Data items:
━━━━━━━━━━━━━━━━━━━━
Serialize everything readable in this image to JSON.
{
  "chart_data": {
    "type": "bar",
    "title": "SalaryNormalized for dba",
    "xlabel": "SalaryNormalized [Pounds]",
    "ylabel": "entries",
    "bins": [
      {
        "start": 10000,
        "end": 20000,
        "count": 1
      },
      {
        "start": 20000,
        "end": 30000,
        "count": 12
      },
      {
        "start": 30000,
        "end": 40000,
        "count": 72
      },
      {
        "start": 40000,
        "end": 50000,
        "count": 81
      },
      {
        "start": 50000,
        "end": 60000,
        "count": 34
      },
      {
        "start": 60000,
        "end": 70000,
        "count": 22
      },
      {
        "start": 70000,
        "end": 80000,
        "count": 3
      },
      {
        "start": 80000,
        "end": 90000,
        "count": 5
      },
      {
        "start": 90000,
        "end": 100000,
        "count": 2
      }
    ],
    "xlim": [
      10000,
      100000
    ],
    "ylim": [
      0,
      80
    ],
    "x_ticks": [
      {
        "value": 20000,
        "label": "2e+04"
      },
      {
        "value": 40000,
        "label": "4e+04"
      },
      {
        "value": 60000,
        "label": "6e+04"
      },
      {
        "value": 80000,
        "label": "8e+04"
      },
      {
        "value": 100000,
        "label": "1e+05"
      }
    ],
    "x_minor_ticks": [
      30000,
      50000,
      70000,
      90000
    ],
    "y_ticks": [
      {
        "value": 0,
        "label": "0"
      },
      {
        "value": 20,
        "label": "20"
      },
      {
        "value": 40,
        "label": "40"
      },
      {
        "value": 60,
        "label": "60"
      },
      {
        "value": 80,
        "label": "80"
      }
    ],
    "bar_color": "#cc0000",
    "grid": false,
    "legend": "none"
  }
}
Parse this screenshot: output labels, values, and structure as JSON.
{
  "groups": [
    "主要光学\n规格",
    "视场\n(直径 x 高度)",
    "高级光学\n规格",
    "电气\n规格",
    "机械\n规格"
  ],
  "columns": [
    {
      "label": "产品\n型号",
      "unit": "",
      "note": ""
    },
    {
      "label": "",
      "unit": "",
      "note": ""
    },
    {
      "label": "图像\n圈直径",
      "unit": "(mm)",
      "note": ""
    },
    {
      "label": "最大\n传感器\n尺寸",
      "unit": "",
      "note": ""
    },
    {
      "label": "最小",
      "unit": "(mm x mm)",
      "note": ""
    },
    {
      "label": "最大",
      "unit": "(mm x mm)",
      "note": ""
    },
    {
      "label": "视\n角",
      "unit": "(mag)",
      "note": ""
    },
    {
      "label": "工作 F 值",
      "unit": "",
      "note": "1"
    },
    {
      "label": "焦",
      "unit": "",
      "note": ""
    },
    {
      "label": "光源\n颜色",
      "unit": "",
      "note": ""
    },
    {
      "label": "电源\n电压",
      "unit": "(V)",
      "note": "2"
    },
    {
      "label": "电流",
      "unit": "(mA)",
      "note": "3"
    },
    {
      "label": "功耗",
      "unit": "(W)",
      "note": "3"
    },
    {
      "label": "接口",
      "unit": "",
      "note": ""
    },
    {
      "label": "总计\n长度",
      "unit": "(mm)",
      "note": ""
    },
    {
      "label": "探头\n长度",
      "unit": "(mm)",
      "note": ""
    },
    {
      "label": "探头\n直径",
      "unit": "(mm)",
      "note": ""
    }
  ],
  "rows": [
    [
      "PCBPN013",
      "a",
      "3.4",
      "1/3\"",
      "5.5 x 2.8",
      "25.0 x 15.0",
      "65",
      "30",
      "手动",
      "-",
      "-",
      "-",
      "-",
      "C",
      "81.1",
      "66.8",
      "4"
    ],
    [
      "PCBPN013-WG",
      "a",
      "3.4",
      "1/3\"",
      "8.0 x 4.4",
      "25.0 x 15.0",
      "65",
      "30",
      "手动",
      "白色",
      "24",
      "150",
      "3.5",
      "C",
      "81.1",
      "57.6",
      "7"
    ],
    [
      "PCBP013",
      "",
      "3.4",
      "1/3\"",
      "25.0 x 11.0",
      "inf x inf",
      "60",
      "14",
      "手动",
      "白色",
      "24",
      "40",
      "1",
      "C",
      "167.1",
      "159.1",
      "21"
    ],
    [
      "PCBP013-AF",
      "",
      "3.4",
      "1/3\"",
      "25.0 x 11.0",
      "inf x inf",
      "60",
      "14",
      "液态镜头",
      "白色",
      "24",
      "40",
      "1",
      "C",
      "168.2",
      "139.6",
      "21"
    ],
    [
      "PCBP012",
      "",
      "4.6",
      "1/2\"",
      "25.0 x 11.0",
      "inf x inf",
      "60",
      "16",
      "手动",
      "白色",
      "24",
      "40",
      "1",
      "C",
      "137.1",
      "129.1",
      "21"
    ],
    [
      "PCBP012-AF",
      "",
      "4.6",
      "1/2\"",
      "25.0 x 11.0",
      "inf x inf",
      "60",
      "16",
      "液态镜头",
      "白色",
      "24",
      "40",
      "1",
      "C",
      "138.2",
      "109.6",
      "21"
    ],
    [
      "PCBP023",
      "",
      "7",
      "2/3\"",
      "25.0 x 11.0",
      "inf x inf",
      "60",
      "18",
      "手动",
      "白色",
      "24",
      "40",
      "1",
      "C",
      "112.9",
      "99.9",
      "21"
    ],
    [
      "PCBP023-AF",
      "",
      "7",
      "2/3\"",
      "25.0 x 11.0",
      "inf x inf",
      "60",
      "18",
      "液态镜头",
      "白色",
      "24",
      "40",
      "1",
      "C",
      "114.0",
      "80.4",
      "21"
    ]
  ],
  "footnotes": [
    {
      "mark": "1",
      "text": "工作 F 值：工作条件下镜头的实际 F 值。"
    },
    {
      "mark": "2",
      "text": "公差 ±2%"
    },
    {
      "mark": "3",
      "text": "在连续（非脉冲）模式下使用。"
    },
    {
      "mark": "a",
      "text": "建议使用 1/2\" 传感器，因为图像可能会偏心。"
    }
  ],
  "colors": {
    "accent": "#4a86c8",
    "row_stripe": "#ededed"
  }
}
━━━━━━━━━━━━━━━━━━━━
YOUR GOAL – Search the records for the string "SalaryNormalized" and return every line in which it occurs.

ANSWER FOR THIS EXERCISE –
    "title": "SalaryNormalized for dba",
    "xlabel": "SalaryNormalized [Pounds]",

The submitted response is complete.